◆ PROBLEMS AND TASKS
[A] Reproduce the stretch of the challenge announcement from "One award of" through "not be considered." word for word.
[B] For each statement, answer yes or no according to the challenge announcement, and quote the words that decide it: (i) To receive an award, Solvers must transfer their exclusive IP rights to the Seeker. (ii) Submissions must be received by 11:59 PM (US Eastern Time) on November 8, 2019. (iii) UNICEF is one of the leaders of the GPEI.

-------- EXCERPT TO READ

One award of $10,000 will be guaranteed to a Solver and the Seeker hopes to award up to two more Solvers at $10,000 for a total of $30,000.
To receive an award, the Solvers will not have to transfer their exclusive IP rights to the Seeker. Instead, Solvers will grant to the Seeker a non-exclusive license to practice their solutions.
Submissions to this Challenge must be received by 11:59 PM (US Eastern Time) on November 8, 2019.
Late submissions will not be considered.
ABOUT THE SEEKER
The Seeker for this InnoCentive Challenge is Spencer Trask and Co., in partnership with Rotary and the World Health Organization, who’s shared goal with this Challenge is to support the Global Polio Eradication Initiative (GPEI) and Pakistan’s polio eradication program.
Spencer Trask & Co., a privately held advanced technology development firm, helps entrepreneurs build high impact ventures that change the world. The firm was instrumental in launching leading companies in artificial intelligence, genomics, healthcare, mobile technology, and Internet infrastructure
The GPEI is a global, public-private partnership led by national governments, WHO, Rotary International, the US Centers for Disease Control and Prevention (CDC), UNICEF, Bill & Melinda Gates Foundation and Gavi the Vaccine Alliance.

----------------
-------- DATASET EXTRACT

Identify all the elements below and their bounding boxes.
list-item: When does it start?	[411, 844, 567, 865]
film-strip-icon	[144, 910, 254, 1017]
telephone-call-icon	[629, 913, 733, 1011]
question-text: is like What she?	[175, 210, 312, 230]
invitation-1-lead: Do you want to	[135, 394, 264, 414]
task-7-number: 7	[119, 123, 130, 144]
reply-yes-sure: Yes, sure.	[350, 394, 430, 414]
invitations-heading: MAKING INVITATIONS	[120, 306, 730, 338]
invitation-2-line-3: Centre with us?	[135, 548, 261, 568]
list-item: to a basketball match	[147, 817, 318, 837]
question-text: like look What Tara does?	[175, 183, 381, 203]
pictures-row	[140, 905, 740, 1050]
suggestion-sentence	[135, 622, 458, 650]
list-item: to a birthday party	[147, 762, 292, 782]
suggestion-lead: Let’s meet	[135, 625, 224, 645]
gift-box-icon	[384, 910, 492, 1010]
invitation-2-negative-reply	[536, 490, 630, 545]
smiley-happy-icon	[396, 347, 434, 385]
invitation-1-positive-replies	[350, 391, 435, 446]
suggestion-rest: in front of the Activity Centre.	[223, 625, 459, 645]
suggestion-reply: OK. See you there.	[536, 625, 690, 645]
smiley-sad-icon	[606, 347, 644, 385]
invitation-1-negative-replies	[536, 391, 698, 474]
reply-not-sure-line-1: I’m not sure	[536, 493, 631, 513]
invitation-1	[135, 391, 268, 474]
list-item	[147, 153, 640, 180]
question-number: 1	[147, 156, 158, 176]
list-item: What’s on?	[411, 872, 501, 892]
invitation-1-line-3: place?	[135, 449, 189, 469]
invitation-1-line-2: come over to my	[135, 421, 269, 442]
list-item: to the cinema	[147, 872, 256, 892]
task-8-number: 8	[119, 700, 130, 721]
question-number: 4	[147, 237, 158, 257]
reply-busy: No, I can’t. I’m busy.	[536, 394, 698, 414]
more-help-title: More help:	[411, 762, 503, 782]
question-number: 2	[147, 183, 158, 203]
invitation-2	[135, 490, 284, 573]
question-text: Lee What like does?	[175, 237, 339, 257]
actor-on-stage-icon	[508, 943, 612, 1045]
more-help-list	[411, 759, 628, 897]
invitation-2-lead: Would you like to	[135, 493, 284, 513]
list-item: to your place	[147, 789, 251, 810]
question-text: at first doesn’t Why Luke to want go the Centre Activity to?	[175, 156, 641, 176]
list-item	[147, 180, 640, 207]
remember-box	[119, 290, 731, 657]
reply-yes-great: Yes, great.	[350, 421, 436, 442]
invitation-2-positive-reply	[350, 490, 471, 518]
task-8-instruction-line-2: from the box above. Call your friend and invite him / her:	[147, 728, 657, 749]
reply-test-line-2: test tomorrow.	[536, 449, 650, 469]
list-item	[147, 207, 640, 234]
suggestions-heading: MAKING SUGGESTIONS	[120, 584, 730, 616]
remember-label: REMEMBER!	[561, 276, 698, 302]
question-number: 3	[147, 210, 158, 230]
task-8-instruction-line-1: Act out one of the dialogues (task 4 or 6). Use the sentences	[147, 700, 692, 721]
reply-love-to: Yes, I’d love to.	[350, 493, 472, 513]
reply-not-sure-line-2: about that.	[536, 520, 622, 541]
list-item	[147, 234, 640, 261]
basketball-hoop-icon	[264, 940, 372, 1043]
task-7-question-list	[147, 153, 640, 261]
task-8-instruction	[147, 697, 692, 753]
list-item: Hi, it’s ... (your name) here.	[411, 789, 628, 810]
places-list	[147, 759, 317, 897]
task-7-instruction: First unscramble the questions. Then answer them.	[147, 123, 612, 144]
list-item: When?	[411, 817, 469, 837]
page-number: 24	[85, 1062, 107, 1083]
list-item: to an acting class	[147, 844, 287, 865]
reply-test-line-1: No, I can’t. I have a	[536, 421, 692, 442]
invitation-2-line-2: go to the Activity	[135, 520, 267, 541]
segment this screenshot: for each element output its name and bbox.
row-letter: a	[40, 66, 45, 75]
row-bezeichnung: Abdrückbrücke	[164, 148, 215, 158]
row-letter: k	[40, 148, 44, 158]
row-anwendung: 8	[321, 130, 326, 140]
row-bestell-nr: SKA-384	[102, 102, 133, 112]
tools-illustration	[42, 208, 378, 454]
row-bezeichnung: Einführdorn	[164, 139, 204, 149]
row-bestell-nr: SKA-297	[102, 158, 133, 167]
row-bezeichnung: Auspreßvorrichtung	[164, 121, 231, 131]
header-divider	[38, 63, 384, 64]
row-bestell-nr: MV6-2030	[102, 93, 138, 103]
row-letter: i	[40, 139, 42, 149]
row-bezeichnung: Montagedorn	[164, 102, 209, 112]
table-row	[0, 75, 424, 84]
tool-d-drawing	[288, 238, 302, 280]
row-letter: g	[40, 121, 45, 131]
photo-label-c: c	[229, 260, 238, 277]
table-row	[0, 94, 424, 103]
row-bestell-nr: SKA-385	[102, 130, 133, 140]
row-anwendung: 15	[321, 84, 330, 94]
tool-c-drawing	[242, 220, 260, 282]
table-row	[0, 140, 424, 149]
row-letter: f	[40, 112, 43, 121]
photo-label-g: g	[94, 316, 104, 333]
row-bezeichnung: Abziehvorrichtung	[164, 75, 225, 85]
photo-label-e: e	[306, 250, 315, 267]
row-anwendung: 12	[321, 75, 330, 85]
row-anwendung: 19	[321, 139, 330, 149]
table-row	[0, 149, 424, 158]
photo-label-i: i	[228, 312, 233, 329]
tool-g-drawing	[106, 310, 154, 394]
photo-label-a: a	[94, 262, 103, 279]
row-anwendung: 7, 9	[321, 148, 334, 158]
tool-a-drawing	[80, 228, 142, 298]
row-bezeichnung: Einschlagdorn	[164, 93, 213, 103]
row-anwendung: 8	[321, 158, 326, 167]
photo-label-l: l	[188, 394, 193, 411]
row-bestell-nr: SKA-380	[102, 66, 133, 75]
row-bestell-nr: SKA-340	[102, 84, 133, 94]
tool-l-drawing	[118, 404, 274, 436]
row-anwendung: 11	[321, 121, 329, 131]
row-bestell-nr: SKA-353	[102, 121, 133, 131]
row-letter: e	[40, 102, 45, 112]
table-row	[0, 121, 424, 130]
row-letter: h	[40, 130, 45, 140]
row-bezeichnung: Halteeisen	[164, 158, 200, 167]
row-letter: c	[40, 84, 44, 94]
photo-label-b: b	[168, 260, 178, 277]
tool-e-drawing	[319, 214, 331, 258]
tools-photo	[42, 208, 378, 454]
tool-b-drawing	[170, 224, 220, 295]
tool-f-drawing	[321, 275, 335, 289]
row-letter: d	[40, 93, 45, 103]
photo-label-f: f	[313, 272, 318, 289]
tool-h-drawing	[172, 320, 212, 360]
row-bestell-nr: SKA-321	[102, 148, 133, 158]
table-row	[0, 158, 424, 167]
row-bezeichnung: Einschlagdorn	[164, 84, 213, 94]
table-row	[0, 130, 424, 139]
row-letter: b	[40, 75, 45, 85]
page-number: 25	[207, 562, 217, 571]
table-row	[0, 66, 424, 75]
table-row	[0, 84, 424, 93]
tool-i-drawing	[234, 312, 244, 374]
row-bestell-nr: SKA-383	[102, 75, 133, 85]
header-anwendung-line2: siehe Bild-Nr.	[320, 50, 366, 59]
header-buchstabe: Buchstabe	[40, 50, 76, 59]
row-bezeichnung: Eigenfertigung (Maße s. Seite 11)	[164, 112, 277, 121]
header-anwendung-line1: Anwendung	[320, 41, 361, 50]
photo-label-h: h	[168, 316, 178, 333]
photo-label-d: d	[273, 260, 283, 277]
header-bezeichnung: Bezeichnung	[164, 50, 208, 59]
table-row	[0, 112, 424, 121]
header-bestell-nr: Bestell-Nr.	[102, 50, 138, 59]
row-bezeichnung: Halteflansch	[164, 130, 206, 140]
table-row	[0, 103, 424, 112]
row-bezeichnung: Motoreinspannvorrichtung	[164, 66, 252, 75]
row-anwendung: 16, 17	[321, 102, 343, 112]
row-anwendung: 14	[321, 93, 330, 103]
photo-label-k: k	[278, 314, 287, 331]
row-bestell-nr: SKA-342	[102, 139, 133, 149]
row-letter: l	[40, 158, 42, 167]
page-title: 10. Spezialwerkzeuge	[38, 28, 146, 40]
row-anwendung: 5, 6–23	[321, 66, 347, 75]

----------------

◆ ACTIVITY ANSWERS
[A]
One award of $10,000 will be guaranteed to a Solver and the Seeker hopes to award up to two more Solvers at $10,000 for a total of $30,000.
To receive an award, the Solvers will not have to transfer their exclusive IP rights to the Seeker. Instead, Solvers will grant to the Seeker a non-exclusive license to practice their solutions.
Submissions to this Challenge must be received by 11:59 PM (US Eastern Time) on November 8, 2019.
Late submissions will not be considered.

[B]
(i) No: "the Solvers will not have to transfer their exclusive IP rights to the Seeker"
(ii) Yes: "Submissions to this Challenge must be received by 11:59 PM (US Eastern Time) on November 8, 2019."
(iii) Yes: "The GPEI is a global, public-private partnership led by national governments, WHO, Rotary International, the US Centers for Disease Control and Prevention (CDC), UNICEF"